* **TASK REQUIREMENTS**
Skip all pictures, then print the remaining material exactly.

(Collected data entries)
_ _ _ _ _
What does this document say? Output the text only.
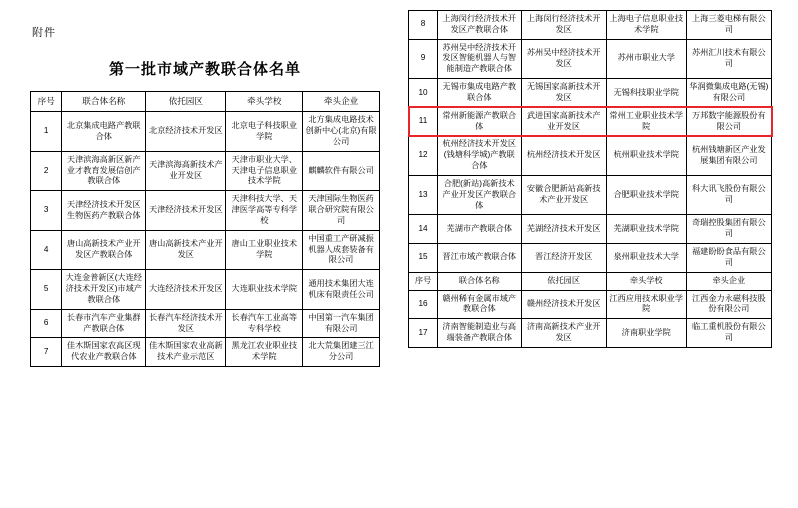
附件
第一批市域产教联合体名单
序号	联合体名称	依托园区	牵头学校	牵头企业
1	北京集成电路产教联合体	北京经济技术开发区	北京电子科技职业学院	北方集成电路技术创新中心(北京)有限公司
2	天津滨海高新区新产业才教育发展信创产教联合体	天津滨海高新技术产业开发区	天津市职业大学、天津电子信息职业技术学院	麒麟软件有限公司
3	天津经济技术开发区生物医药产教联合体	天津经济技术开发区	天津科技大学、天津医学高等专科学校	天津国际生物医药联合研究院有限公司
4	唐山高新技术产业开发区产教联合体	唐山高新技术产业开发区	唐山工业职业技术学院	中国重工产研减振机器人成套装备有限公司
5	大连金普新区(大连经济技术开发区)市域产教联合体	大连经济技术开发区	大连职业技术学院	通用技术集团大连机床有限责任公司
6	长春市汽车产业集群产教联合体	长春汽车经济技术开发区	长春汽车工业高等专科学校	中国第一汽车集团有限公司
7	佳木斯国家农高区现代农业产教联合体	佳木斯国家农业高新技术产业示范区	黑龙江农业职业技术学院	北大荒集团建三江分公司
8	上海闵行经济技术开发区产教联合体	上海闵行经济技术开发区	上海电子信息职业技术学院	上海三菱电梯有限公司
9	苏州吴中经济技术开发区智能机器人与智能制造产教联合体	苏州吴中经济技术开发区	苏州市职业大学	苏州汇川技术有限公司
10	无锡市集成电路产教联合体	无锡国家高新技术开发区	无锡科技职业学院	华润微集成电路(无锡)有限公司
11	常州新能源产教联合体	武进国家高新技术产业开发区	常州工业职业技术学院	万邦数字能源股份有限公司
12	杭州经济技术开发区(钱塘科学城)产教联合体	杭州经济技术开发区	杭州职业技术学院	杭州钱塘新区产业发展集团有限公司
13	合肥(新站)高新技术产业开发区产教联合体	安徽合肥新站高新技术产业开发区	合肥职业技术学院	科大讯飞股份有限公司
14	芜湖市产教联合体	芜湖经济技术开发区	芜湖职业技术学院	奇瑞控股集团有限公司
15	晋江市域产教联合体	晋江经济开发区	泉州职业技术大学	福建盼盼食品有限公司
序号	联合体名称	依托园区	牵头学校	牵头企业
16	赣州稀有金属市域产教联合体	赣州经济技术开发区	江西应用技术职业学院	江西金力永磁科技股份有限公司
17	济南智能制造业与高端装备产教联合体	济南高新技术产业开发区	济南职业学院	临工重机股份有限公司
_ _ _ _ _
* **WRITTEN REPLY**
What does this document say? Output the text only.
附件
第一批市域产教联合体名单
序号	联合体名称	依托园区	牵头学校	牵头企业
1	北京集成电路产教联合体	北京经济技术开发区	北京电子科技职业学院	北方集成电路技术创新中心(北京)有限公司
2	天津滨海高新区新产业才教育发展信创产教联合体	天津滨海高新技术产业开发区	天津市职业大学、天津电子信息职业技术学院	麒麟软件有限公司
3	天津经济技术开发区生物医药产教联合体	天津经济技术开发区	天津科技大学、天津医学高等专科学校	天津国际生物医药联合研究院有限公司
4	唐山高新技术产业开发区产教联合体	唐山高新技术产业开发区	唐山工业职业技术学院	中国重工产研减振机器人成套装备有限公司
5	大连金普新区(大连经济技术开发区)市域产教联合体	大连经济技术开发区	大连职业技术学院	通用技术集团大连机床有限责任公司
6	长春市汽车产业集群产教联合体	长春汽车经济技术开发区	长春汽车工业高等专科学校	中国第一汽车集团有限公司
7	佳木斯国家农高区现代农业产教联合体	佳木斯国家农业高新技术产业示范区	黑龙江农业职业技术学院	北大荒集团建三江分公司
8	上海闵行经济技术开发区产教联合体	上海闵行经济技术开发区	上海电子信息职业技术学院	上海三菱电梯有限公司
9	苏州吴中经济技术开发区智能机器人与智能制造产教联合体	苏州吴中经济技术开发区	苏州市职业大学	苏州汇川技术有限公司
10	无锡市集成电路产教联合体	无锡国家高新技术开发区	无锡科技职业学院	华润微集成电路(无锡)有限公司
11	常州新能源产教联合体	武进国家高新技术产业开发区	常州工业职业技术学院	万邦数字能源股份有限公司
12	杭州经济技术开发区(钱塘科学城)产教联合体	杭州经济技术开发区	杭州职业技术学院	杭州钱塘新区产业发展集团有限公司
13	合肥(新站)高新技术产业开发区产教联合体	安徽合肥新站高新技术产业开发区	合肥职业技术学院	科大讯飞股份有限公司
14	芜湖市产教联合体	芜湖经济技术开发区	芜湖职业技术学院	奇瑞控股集团有限公司
15	晋江市域产教联合体	晋江经济开发区	泉州职业技术大学	福建盼盼食品有限公司
序号	联合体名称	依托园区	牵头学校	牵头企业
16	赣州稀有金属市域产教联合体	赣州经济技术开发区	江西应用技术职业学院	江西金力永磁科技股份有限公司
17	济南智能制造业与高端装备产教联合体	济南高新技术产业开发区	济南职业学院	临工重机股份有限公司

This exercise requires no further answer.